_Goal:_ Repeat the whole listing below, word for word.

* START *

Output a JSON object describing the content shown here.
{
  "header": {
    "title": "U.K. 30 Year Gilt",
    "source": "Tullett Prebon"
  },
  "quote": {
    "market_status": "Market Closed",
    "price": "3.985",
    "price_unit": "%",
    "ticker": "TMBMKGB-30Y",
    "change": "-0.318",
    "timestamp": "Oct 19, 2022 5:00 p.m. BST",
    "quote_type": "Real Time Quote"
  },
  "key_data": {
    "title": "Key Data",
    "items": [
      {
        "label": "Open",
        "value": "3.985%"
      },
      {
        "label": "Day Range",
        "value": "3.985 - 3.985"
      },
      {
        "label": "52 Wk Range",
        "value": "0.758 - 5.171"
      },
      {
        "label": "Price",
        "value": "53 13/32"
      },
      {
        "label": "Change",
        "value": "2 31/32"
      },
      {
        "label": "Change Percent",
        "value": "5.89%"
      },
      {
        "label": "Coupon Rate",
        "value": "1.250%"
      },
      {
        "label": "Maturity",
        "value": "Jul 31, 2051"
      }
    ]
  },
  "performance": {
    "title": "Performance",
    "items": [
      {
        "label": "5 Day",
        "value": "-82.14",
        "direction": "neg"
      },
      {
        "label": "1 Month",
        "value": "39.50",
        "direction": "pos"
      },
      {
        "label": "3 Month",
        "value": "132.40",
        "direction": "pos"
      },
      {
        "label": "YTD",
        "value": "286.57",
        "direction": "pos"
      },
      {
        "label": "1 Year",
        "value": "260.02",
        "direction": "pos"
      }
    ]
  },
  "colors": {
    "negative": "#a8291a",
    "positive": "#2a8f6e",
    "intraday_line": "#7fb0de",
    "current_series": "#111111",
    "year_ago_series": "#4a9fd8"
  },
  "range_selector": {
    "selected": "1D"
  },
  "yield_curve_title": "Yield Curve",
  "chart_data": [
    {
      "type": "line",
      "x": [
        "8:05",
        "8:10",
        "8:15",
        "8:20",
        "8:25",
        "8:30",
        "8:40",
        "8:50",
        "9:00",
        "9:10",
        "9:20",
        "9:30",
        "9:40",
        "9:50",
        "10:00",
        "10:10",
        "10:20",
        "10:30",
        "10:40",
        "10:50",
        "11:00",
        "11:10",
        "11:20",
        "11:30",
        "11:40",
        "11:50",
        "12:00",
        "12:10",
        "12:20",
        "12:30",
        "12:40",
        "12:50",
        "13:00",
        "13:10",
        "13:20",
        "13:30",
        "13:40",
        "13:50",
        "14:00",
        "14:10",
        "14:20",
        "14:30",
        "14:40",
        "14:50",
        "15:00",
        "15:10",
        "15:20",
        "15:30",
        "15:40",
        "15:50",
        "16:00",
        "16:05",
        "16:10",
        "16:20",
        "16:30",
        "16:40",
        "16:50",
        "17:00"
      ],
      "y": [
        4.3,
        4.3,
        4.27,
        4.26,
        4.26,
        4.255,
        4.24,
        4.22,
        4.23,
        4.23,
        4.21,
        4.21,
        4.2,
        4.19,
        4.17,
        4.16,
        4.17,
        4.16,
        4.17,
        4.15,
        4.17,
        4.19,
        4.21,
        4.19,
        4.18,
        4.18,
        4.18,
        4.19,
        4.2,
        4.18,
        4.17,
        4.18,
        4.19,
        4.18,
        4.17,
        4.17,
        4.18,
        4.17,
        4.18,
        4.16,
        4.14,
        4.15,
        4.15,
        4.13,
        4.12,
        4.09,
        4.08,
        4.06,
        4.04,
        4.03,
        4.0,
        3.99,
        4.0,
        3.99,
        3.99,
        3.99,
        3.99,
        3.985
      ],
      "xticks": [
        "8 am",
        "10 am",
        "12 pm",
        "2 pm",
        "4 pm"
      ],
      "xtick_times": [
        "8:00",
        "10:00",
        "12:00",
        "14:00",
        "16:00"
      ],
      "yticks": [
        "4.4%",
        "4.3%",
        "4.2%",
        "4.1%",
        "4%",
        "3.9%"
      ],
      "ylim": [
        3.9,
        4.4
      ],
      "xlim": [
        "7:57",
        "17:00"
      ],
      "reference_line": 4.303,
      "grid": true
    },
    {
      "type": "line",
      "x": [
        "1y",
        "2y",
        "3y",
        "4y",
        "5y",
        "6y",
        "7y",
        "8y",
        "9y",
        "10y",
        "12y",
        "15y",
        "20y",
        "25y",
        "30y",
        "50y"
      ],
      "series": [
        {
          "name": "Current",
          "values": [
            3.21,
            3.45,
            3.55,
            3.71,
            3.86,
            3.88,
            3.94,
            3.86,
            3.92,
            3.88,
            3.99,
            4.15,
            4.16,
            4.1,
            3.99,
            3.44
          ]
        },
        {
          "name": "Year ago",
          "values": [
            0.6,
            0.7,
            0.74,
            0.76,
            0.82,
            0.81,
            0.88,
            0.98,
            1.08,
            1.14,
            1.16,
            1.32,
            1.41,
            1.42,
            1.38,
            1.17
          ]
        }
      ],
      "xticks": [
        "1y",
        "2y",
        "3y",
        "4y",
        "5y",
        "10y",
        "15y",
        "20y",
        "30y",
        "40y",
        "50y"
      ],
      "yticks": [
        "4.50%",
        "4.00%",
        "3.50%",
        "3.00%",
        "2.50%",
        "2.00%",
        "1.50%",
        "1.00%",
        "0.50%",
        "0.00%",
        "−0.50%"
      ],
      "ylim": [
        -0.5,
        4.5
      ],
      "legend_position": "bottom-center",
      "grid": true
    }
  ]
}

* END *

_Full response:_
Output a JSON object describing the content shown here.
{
  "header": {
    "title": "U.K. 30 Year Gilt",
    "source": "Tullett Prebon"
  },
  "quote": {
    "market_status": "Market Closed",
    "price": "3.985",
    "price_unit": "%",
    "ticker": "TMBMKGB-30Y",
    "change": "-0.318",
    "timestamp": "Oct 19, 2022 5:00 p.m. BST",
    "quote_type": "Real Time Quote"
  },
  "key_data": {
    "title": "Key Data",
    "items": [
      {
        "label": "Open",
        "value": "3.985%"
      },
      {
        "label": "Day Range",
        "value": "3.985 - 3.985"
      },
      {
        "label": "52 Wk Range",
        "value": "0.758 - 5.171"
      },
      {
        "label": "Price",
        "value": "53 13/32"
      },
      {
        "label": "Change",
        "value": "2 31/32"
      },
      {
        "label": "Change Percent",
        "value": "5.89%"
      },
      {
        "label": "Coupon Rate",
        "value": "1.250%"
      },
      {
        "label": "Maturity",
        "value": "Jul 31, 2051"
      }
    ]
  },
  "performance": {
    "title": "Performance",
    "items": [
      {
        "label": "5 Day",
        "value": "-82.14",
        "direction": "neg"
      },
      {
        "label": "1 Month",
        "value": "39.50",
        "direction": "pos"
      },
      {
        "label": "3 Month",
        "value": "132.40",
        "direction": "pos"
      },
      {
        "label": "YTD",
        "value": "286.57",
        "direction": "pos"
      },
      {
        "label": "1 Year",
        "value": "260.02",
        "direction": "pos"
      }
    ]
  },
  "colors": {
    "negative": "#a8291a",
    "positive": "#2a8f6e",
    "intraday_line": "#7fb0de",
    "current_series": "#111111",
    "year_ago_series": "#4a9fd8"
  },
  "range_selector": {
    "selected": "1D"
  },
  "yield_curve_title": "Yield Curve",
  "chart_data": [
    {
      "type": "line",
      "x": [
        "8:05",
        "8:10",
        "8:15",
        "8:20",
        "8:25",
        "8:30",
        "8:40",
        "8:50",
        "9:00",
        "9:10",
        "9:20",
        "9:30",
        "9:40",
        "9:50",
        "10:00",
        "10:10",
        "10:20",
        "10:30",
        "10:40",
        "10:50",
        "11:00",
        "11:10",
        "11:20",
        "11:30",
        "11:40",
        "11:50",
        "12:00",
        "12:10",
        "12:20",
        "12:30",
        "12:40",
        "12:50",
        "13:00",
        "13:10",
        "13:20",
        "13:30",
        "13:40",
        "13:50",
        "14:00",
        "14:10",
        "14:20",
        "14:30",
        "14:40",
        "14:50",
        "15:00",
        "15:10",
        "15:20",
        "15:30",
        "15:40",
        "15:50",
        "16:00",
        "16:05",
        "16:10",
        "16:20",
        "16:30",
        "16:40",
        "16:50",
        "17:00"
      ],
      "y": [
        4.3,
        4.3,
        4.27,
        4.26,
        4.26,
        4.255,
        4.24,
        4.22,
        4.23,
        4.23,
        4.21,
        4.21,
        4.2,
        4.19,
        4.17,
        4.16,
        4.17,
        4.16,
        4.17,
        4.15,
        4.17,
        4.19,
        4.21,
        4.19,
        4.18,
        4.18,
        4.18,
        4.19,
        4.2,
        4.18,
        4.17,
        4.18,
        4.19,
        4.18,
        4.17,
        4.17,
        4.18,
        4.17,
        4.18,
        4.16,
        4.14,
        4.15,
        4.15,
        4.13,
        4.12,
        4.09,
        4.08,
        4.06,
        4.04,
        4.03,
        4.0,
        3.99,
        4.0,
        3.99,
        3.99,
        3.99,
        3.99,
        3.985
      ],
      "xticks": [
        "8 am",
        "10 am",
        "12 pm",
        "2 pm",
        "4 pm"
      ],
      "xtick_times": [
        "8:00",
        "10:00",
        "12:00",
        "14:00",
        "16:00"
      ],
      "yticks": [
        "4.4%",
        "4.3%",
        "4.2%",
        "4.1%",
        "4%",
        "3.9%"
      ],
      "ylim": [
        3.9,
        4.4
      ],
      "xlim": [
        "7:57",
        "17:00"
      ],
      "reference_line": 4.303,
      "grid": true
    },
    {
      "type": "line",
      "x": [
        "1y",
        "2y",
        "3y",
        "4y",
        "5y",
        "6y",
        "7y",
        "8y",
        "9y",
        "10y",
        "12y",
        "15y",
        "20y",
        "25y",
        "30y",
        "50y"
      ],
      "series": [
        {
          "name": "Current",
          "values": [
            3.21,
            3.45,
            3.55,
            3.71,
            3.86,
            3.88,
            3.94,
            3.86,
            3.92,
            3.88,
            3.99,
            4.15,
            4.16,
            4.1,
            3.99,
            3.44
          ]
        },
        {
          "name": "Year ago",
          "values": [
            0.6,
            0.7,
            0.74,
            0.76,
            0.82,
            0.81,
            0.88,
            0.98,
            1.08,
            1.14,
            1.16,
            1.32,
            1.41,
            1.42,
            1.38,
            1.17
          ]
        }
      ],
      "xticks": [
        "1y",
        "2y",
        "3y",
        "4y",
        "5y",
        "10y",
        "15y",
        "20y",
        "30y",
        "40y",
        "50y"
      ],
      "yticks": [
        "4.50%",
        "4.00%",
        "3.50%",
        "3.00%",
        "2.50%",
        "2.00%",
        "1.50%",
        "1.00%",
        "0.50%",
        "0.00%",
        "−0.50%"
      ],
      "ylim": [
        -0.5,
        4.5
      ],
      "legend_position": "bottom-center",
      "grid": true
    }
  ]
}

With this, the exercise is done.